Read the material below. Count the lines containing "backscattering" and give that count alone.

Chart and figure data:
** BEGIN **
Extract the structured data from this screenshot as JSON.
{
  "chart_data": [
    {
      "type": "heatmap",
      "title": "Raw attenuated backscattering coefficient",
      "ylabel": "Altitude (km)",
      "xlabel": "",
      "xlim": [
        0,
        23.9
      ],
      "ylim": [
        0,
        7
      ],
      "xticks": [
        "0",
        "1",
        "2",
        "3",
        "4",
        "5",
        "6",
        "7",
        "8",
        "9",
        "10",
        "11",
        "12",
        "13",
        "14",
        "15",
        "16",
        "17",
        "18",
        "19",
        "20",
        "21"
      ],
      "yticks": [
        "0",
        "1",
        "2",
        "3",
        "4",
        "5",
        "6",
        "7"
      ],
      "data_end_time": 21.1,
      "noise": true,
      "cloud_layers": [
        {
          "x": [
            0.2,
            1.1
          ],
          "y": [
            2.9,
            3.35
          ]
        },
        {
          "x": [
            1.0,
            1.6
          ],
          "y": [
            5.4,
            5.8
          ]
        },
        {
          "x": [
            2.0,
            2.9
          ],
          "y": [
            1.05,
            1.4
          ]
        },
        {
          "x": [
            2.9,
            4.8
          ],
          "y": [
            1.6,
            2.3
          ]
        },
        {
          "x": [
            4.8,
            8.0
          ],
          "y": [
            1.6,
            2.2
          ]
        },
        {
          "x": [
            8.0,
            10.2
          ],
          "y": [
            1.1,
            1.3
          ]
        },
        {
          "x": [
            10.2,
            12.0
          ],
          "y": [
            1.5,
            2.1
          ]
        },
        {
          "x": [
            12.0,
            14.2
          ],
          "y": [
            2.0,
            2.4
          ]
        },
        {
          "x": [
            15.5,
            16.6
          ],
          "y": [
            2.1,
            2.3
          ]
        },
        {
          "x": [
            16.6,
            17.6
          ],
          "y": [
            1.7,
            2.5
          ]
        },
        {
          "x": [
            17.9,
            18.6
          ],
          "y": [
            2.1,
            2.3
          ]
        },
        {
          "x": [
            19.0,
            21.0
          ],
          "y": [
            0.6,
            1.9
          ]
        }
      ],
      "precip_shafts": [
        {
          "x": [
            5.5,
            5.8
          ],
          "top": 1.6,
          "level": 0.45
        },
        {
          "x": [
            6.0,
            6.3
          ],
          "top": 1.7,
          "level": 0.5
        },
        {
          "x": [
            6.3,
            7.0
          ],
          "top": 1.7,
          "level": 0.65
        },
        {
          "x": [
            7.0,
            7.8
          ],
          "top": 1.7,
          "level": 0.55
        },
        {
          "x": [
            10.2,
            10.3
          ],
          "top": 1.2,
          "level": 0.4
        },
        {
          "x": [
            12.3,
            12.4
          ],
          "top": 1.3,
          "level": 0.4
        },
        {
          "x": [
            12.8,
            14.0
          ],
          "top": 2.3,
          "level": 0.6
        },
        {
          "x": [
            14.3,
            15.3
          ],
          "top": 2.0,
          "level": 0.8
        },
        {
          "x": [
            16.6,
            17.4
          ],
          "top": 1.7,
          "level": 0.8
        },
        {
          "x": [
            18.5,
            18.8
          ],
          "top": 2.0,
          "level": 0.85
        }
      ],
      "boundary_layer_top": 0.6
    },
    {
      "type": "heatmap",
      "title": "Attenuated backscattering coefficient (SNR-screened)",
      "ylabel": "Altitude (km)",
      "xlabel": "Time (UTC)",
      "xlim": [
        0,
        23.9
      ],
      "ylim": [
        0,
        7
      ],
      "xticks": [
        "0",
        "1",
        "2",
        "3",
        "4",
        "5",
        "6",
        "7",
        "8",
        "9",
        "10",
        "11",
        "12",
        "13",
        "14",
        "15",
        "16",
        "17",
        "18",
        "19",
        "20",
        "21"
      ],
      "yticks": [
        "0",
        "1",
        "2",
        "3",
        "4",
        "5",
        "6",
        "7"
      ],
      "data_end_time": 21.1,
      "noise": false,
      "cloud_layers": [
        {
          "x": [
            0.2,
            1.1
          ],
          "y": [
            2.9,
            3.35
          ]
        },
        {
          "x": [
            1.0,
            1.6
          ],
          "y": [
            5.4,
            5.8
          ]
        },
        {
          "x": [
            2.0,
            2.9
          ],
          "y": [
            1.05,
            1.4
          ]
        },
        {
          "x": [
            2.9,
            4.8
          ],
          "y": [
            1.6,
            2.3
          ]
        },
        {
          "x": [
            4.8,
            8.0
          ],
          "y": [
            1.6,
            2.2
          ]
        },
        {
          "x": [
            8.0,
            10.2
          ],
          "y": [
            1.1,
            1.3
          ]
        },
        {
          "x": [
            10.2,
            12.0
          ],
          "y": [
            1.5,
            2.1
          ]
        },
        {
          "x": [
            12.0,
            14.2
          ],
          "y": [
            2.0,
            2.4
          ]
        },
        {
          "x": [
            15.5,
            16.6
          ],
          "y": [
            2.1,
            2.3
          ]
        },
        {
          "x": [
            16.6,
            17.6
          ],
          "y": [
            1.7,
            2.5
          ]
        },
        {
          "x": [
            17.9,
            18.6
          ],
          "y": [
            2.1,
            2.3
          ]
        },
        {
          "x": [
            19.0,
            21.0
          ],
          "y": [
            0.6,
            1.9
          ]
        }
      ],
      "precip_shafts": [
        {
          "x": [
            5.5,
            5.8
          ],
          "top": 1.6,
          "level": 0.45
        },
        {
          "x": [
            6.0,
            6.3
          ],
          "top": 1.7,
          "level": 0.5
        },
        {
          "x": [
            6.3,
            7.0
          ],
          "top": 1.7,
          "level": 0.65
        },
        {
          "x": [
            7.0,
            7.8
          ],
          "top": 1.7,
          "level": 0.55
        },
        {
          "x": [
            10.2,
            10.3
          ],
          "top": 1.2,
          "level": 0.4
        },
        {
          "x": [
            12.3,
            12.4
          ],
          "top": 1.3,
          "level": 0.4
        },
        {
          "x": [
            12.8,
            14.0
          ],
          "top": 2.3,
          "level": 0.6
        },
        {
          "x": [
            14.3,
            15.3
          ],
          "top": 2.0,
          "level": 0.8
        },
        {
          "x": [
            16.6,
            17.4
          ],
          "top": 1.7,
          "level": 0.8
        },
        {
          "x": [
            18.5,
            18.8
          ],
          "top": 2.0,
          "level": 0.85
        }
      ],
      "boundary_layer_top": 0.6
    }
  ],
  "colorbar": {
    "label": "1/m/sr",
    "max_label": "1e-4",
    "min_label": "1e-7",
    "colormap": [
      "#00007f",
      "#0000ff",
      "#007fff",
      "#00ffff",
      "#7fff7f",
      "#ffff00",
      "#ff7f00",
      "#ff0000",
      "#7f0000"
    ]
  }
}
** END **
Answer in full -
2